▶ **To do**: Gather each line of the records where "роман" appears.

>>>>>

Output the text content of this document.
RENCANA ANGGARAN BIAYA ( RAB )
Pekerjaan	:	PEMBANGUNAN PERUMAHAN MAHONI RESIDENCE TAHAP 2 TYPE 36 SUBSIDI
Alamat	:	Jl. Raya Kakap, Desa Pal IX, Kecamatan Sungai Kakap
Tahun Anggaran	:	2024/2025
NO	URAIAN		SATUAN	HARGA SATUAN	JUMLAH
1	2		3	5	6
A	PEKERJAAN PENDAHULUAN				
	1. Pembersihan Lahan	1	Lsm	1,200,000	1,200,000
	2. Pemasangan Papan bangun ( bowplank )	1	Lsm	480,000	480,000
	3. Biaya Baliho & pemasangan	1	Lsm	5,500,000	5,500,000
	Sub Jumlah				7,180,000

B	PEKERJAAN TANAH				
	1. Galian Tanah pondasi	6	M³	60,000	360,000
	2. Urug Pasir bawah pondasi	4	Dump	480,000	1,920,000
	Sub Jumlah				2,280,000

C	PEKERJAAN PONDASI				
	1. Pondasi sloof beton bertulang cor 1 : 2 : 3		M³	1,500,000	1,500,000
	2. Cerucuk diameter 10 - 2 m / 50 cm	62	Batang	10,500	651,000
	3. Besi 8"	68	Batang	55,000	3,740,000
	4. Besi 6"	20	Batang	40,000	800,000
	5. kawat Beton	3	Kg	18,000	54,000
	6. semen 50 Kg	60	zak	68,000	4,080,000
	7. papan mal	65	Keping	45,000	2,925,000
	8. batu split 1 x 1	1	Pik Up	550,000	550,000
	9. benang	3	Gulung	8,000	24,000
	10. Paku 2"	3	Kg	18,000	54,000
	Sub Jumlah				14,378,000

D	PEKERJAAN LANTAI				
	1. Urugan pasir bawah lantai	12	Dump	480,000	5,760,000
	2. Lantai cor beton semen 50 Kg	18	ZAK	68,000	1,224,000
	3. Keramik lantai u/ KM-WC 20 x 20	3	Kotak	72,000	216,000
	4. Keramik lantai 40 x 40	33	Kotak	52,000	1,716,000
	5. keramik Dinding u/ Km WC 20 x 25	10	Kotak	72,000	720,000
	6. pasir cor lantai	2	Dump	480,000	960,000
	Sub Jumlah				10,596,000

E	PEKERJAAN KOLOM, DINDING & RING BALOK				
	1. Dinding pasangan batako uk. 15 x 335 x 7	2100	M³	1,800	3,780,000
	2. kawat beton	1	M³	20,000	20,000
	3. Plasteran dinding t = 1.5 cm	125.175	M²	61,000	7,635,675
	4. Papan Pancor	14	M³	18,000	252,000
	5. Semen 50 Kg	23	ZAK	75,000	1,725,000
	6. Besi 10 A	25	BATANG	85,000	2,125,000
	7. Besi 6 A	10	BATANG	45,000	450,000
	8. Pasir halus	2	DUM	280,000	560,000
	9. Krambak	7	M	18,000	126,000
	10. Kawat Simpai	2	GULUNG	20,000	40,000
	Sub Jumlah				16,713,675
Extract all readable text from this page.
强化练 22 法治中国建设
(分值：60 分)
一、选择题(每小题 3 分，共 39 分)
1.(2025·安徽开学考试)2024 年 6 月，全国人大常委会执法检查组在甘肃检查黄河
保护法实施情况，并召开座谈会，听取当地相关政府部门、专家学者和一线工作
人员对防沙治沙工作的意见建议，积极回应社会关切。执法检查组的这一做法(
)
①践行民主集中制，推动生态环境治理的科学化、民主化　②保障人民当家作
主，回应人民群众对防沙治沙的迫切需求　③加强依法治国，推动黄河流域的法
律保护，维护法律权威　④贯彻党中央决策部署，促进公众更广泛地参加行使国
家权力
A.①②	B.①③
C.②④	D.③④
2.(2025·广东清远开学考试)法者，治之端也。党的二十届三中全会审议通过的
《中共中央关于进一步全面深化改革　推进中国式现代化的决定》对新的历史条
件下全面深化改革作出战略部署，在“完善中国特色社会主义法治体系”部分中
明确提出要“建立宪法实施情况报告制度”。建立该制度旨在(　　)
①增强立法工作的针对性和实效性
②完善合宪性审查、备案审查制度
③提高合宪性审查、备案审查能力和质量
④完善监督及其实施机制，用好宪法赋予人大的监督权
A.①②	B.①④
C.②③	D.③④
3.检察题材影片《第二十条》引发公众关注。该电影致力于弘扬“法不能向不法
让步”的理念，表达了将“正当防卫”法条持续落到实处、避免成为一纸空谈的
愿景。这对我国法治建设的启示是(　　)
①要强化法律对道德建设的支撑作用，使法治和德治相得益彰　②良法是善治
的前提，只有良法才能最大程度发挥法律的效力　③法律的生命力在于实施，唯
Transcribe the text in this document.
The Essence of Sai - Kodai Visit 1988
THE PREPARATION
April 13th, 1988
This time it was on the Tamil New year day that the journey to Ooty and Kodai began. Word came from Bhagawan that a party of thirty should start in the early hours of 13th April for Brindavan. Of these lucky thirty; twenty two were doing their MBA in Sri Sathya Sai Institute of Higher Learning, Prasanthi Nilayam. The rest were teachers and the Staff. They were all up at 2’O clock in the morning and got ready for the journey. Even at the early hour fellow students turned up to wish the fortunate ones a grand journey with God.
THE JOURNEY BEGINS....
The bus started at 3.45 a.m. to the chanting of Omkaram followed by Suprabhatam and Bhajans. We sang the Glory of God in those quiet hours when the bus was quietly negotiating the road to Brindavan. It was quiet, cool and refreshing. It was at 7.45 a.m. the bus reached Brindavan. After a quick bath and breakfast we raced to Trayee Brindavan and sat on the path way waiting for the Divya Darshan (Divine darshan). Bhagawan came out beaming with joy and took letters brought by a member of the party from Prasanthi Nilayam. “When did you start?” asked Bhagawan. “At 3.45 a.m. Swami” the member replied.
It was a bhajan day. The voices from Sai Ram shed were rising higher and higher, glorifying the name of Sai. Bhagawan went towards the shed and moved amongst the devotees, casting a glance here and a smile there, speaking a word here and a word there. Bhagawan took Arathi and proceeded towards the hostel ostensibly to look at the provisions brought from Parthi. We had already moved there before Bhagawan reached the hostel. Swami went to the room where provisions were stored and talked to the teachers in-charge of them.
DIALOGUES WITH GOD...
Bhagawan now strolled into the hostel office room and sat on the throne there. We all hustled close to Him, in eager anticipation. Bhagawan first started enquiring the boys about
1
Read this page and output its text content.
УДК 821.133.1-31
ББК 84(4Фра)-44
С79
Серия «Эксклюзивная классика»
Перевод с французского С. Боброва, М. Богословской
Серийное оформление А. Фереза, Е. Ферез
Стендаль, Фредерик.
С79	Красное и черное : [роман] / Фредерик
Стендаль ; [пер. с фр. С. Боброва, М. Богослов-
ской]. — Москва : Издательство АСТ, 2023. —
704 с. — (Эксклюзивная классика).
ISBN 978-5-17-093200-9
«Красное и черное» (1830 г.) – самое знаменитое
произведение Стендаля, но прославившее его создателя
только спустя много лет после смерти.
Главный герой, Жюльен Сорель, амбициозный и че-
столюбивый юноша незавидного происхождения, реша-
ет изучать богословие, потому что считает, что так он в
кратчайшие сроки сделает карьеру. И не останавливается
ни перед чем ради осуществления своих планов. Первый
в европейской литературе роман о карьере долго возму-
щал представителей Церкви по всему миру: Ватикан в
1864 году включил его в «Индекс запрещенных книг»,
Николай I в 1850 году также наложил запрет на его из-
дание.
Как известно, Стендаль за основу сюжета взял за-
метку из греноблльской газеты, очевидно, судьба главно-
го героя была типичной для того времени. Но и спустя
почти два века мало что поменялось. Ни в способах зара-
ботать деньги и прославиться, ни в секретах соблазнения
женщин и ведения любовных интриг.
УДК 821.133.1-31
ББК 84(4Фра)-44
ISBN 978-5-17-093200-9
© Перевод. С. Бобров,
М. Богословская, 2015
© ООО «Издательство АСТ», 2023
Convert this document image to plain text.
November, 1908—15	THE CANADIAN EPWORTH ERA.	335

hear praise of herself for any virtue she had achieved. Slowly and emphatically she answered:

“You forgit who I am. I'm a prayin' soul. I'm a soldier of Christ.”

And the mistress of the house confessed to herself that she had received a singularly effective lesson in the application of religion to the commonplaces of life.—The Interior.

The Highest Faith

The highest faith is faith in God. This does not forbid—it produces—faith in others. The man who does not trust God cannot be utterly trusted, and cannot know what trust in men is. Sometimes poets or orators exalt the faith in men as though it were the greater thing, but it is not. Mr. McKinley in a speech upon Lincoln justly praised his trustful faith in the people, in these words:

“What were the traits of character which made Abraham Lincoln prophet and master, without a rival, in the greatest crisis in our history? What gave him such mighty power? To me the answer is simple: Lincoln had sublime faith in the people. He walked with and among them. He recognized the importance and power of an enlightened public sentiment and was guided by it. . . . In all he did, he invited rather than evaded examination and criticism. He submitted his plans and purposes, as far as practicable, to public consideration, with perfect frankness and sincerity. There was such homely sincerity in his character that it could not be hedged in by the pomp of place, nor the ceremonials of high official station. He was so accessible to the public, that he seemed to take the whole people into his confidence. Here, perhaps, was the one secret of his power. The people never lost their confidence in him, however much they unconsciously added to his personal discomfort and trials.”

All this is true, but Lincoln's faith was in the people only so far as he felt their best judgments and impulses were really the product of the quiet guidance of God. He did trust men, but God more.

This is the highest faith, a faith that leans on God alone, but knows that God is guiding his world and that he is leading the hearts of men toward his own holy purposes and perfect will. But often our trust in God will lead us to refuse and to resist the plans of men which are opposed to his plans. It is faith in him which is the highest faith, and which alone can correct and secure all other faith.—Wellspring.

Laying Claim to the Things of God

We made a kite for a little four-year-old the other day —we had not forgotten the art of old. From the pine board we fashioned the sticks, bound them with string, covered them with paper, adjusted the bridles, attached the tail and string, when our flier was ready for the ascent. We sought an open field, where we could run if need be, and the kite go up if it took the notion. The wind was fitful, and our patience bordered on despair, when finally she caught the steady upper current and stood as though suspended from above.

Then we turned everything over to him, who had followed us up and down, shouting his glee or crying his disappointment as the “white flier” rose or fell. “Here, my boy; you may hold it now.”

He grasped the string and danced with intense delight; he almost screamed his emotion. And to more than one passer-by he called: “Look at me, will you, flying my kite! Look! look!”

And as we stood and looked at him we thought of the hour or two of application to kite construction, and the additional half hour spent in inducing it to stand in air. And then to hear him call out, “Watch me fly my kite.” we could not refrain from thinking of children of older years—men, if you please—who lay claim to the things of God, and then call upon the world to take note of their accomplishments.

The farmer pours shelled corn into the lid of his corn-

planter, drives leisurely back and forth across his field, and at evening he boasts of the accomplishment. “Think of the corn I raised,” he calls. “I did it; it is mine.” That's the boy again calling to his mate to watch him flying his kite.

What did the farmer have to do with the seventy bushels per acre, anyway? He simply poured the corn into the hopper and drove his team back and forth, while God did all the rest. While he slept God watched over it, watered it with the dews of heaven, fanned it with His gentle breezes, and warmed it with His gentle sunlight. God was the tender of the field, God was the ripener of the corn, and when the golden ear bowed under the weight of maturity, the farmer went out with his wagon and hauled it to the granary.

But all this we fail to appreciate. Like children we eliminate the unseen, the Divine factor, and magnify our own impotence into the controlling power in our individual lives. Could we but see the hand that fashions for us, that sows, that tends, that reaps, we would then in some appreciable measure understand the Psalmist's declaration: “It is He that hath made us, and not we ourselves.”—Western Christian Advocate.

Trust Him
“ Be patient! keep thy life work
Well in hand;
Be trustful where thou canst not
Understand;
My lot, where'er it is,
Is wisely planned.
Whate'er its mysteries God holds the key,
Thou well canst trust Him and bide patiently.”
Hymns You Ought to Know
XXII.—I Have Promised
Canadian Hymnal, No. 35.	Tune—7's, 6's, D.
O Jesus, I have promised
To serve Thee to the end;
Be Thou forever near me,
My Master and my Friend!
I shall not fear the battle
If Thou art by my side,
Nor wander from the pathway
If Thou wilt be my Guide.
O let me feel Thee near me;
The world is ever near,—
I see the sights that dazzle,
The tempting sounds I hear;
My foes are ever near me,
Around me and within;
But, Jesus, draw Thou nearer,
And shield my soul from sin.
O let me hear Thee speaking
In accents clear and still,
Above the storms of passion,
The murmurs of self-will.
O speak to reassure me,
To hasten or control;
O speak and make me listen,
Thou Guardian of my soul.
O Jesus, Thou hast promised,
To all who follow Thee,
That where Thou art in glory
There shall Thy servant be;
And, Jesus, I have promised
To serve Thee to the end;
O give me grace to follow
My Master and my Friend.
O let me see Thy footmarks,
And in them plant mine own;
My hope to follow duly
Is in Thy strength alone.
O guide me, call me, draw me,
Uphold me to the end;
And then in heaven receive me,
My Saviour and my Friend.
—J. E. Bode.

<<<<<

▶ **Written response**:
С79	Красное и черное : [роман] / Фредерик
в европейской литературе роман о карьере долго возму-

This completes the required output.